■ **Written exercise**:
Quote every line as given.

■ **Dataset excerpts**:

######

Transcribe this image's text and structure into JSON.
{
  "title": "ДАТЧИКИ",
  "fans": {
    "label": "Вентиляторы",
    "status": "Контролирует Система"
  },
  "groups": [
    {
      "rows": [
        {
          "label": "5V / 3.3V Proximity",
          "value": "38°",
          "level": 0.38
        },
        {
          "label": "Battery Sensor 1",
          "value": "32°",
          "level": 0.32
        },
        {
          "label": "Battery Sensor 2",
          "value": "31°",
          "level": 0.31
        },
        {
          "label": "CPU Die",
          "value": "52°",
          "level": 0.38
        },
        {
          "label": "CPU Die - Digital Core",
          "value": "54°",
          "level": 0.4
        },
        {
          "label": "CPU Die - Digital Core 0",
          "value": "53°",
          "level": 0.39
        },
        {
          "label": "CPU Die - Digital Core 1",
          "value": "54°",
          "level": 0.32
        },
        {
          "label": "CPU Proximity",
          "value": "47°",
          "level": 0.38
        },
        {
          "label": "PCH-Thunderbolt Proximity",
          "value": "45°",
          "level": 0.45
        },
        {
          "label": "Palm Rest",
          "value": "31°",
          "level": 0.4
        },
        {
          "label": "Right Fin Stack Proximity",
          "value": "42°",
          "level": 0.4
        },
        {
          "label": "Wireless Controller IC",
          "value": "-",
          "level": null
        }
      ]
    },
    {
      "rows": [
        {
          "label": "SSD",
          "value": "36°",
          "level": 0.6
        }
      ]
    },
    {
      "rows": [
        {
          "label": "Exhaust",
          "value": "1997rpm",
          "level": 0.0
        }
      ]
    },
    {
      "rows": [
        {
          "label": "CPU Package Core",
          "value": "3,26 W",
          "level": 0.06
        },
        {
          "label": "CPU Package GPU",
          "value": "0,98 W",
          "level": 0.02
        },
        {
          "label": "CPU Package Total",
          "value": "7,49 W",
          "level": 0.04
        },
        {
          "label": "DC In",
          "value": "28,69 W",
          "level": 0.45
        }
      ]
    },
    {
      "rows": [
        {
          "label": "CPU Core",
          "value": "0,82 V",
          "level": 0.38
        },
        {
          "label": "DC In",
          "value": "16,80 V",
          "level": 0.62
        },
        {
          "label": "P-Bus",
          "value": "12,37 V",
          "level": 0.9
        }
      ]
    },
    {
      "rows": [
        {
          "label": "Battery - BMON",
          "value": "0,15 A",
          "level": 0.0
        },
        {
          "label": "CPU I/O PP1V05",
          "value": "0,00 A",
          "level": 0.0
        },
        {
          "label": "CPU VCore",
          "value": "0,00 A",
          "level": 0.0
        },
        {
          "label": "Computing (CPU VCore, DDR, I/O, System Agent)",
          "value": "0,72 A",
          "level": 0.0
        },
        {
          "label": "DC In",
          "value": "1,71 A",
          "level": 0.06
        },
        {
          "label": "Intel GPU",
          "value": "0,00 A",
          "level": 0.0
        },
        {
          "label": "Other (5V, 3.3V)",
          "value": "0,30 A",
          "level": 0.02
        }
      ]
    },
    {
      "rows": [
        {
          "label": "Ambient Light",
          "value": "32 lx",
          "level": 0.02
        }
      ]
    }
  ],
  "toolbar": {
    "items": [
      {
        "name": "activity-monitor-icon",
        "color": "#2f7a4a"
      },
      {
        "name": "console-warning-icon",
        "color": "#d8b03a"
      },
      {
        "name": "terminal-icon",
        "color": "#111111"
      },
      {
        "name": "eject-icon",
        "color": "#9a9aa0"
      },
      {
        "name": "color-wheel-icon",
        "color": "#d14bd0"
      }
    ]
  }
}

######

■ **The output**:
Transcribe this image's text and structure into JSON.
{
  "title": "ДАТЧИКИ",
  "fans": {
    "label": "Вентиляторы",
    "status": "Контролирует Система"
  },
  "groups": [
    {
      "rows": [
        {
          "label": "5V / 3.3V Proximity",
          "value": "38°",
          "level": 0.38
        },
        {
          "label": "Battery Sensor 1",
          "value": "32°",
          "level": 0.32
        },
        {
          "label": "Battery Sensor 2",
          "value": "31°",
          "level": 0.31
        },
        {
          "label": "CPU Die",
          "value": "52°",
          "level": 0.38
        },
        {
          "label": "CPU Die - Digital Core",
          "value": "54°",
          "level": 0.4
        },
        {
          "label": "CPU Die - Digital Core 0",
          "value": "53°",
          "level": 0.39
        },
        {
          "label": "CPU Die - Digital Core 1",
          "value": "54°",
          "level": 0.32
        },
        {
          "label": "CPU Proximity",
          "value": "47°",
          "level": 0.38
        },
        {
          "label": "PCH-Thunderbolt Proximity",
          "value": "45°",
          "level": 0.45
        },
        {
          "label": "Palm Rest",
          "value": "31°",
          "level": 0.4
        },
        {
          "label": "Right Fin Stack Proximity",
          "value": "42°",
          "level": 0.4
        },
        {
          "label": "Wireless Controller IC",
          "value": "-",
          "level": null
        }
      ]
    },
    {
      "rows": [
        {
          "label": "SSD",
          "value": "36°",
          "level": 0.6
        }
      ]
    },
    {
      "rows": [
        {
          "label": "Exhaust",
          "value": "1997rpm",
          "level": 0.0
        }
      ]
    },
    {
      "rows": [
        {
          "label": "CPU Package Core",
          "value": "3,26 W",
          "level": 0.06
        },
        {
          "label": "CPU Package GPU",
          "value": "0,98 W",
          "level": 0.02
        },
        {
          "label": "CPU Package Total",
          "value": "7,49 W",
          "level": 0.04
        },
        {
          "label": "DC In",
          "value": "28,69 W",
          "level": 0.45
        }
      ]
    },
    {
      "rows": [
        {
          "label": "CPU Core",
          "value": "0,82 V",
          "level": 0.38
        },
        {
          "label": "DC In",
          "value": "16,80 V",
          "level": 0.62
        },
        {
          "label": "P-Bus",
          "value": "12,37 V",
          "level": 0.9
        }
      ]
    },
    {
      "rows": [
        {
          "label": "Battery - BMON",
          "value": "0,15 A",
          "level": 0.0
        },
        {
          "label": "CPU I/O PP1V05",
          "value": "0,00 A",
          "level": 0.0
        },
        {
          "label": "CPU VCore",
          "value": "0,00 A",
          "level": 0.0
        },
        {
          "label": "Computing (CPU VCore, DDR, I/O, System Agent)",
          "value": "0,72 A",
          "level": 0.0
        },
        {
          "label": "DC In",
          "value": "1,71 A",
          "level": 0.06
        },
        {
          "label": "Intel GPU",
          "value": "0,00 A",
          "level": 0.0
        },
        {
          "label": "Other (5V, 3.3V)",
          "value": "0,30 A",
          "level": 0.02
        }
      ]
    },
    {
      "rows": [
        {
          "label": "Ambient Light",
          "value": "32 lx",
          "level": 0.02
        }
      ]
    }
  ],
  "toolbar": {
    "items": [
      {
        "name": "activity-monitor-icon",
        "color": "#2f7a4a"
      },
      {
        "name": "console-warning-icon",
        "color": "#d8b03a"
      },
      {
        "name": "terminal-icon",
        "color": "#111111"
      },
      {
        "name": "eject-icon",
        "color": "#9a9aa0"
      },
      {
        "name": "color-wheel-icon",
        "color": "#d14bd0"
      }
    ]
  }
}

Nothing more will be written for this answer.